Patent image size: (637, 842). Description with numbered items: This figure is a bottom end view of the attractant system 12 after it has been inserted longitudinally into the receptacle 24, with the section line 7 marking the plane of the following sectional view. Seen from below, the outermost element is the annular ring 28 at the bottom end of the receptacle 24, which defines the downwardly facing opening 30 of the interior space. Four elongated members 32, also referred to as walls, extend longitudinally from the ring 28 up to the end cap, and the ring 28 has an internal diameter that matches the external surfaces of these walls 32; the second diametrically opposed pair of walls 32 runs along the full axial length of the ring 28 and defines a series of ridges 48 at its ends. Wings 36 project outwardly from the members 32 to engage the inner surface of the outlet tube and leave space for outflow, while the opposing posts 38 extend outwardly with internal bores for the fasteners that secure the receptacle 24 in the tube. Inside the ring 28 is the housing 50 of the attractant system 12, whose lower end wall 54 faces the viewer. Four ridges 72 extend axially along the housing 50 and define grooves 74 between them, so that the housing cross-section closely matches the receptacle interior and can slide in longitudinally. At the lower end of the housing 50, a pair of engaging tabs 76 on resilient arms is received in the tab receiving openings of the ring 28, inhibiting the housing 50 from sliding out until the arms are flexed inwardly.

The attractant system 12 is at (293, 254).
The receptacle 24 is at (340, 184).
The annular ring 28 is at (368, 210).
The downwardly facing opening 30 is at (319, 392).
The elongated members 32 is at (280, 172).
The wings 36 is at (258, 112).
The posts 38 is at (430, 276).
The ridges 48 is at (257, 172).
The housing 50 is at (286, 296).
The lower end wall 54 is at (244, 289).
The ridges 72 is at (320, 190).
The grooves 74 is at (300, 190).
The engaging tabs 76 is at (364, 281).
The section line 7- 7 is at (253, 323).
########################################
_Task to complete:_ Reproduce every line of the records above verbatim.

_Response to this task:_
Patent image size: (637, 842). Description with numbered items: This figure is a bottom end view of the attractant system 12 after it has been inserted longitudinally into the receptacle 24, with the section line 7 marking the plane of the following sectional view. Seen from below, the outermost element is the annular ring 28 at the bottom end of the receptacle 24, which defines the downwardly facing opening 30 of the interior space. Four elongated members 32, also referred to as walls, extend longitudinally from the ring 28 up to the end cap, and the ring 28 has an internal diameter that matches the external surfaces of these walls 32; the second diametrically opposed pair of walls 32 runs along the full axial length of the ring 28 and defines a series of ridges 48 at its ends. Wings 36 project outwardly from the members 32 to engage the inner surface of the outlet tube and leave space for outflow, while the opposing posts 38 extend outwardly with internal bores for the fasteners that secure the receptacle 24 in the tube. Inside the ring 28 is the housing 50 of the attractant system 12, whose lower end wall 54 faces the viewer. Four ridges 72 extend axially along the housing 50 and define grooves 74 between them, so that the housing cross-section closely matches the receptacle interior and can slide in longitudinally. At the lower end of the housing 50, a pair of engaging tabs 76 on resilient arms is received in the tab receiving openings of the ring 28, inhibiting the housing 50 from sliding out until the arms are flexed inwardly.

The attractant system 12 is at (293, 254).
The receptacle 24 is at (340, 184).
The annular ring 28 is at (368, 210).
The downwardly facing opening 30 is at (319, 392).
The elongated members 32 is at (280, 172).
The wings 36 is at (258, 112).
The posts 38 is at (430, 276).
The ridges 48 is at (257, 172).
The housing 50 is at (286, 296).
The lower end wall 54 is at (244, 289).
The ridges 72 is at (320, 190).
The grooves 74 is at (300, 190).
The engaging tabs 76 is at (364, 281).
The section line 7- 7 is at (253, 323).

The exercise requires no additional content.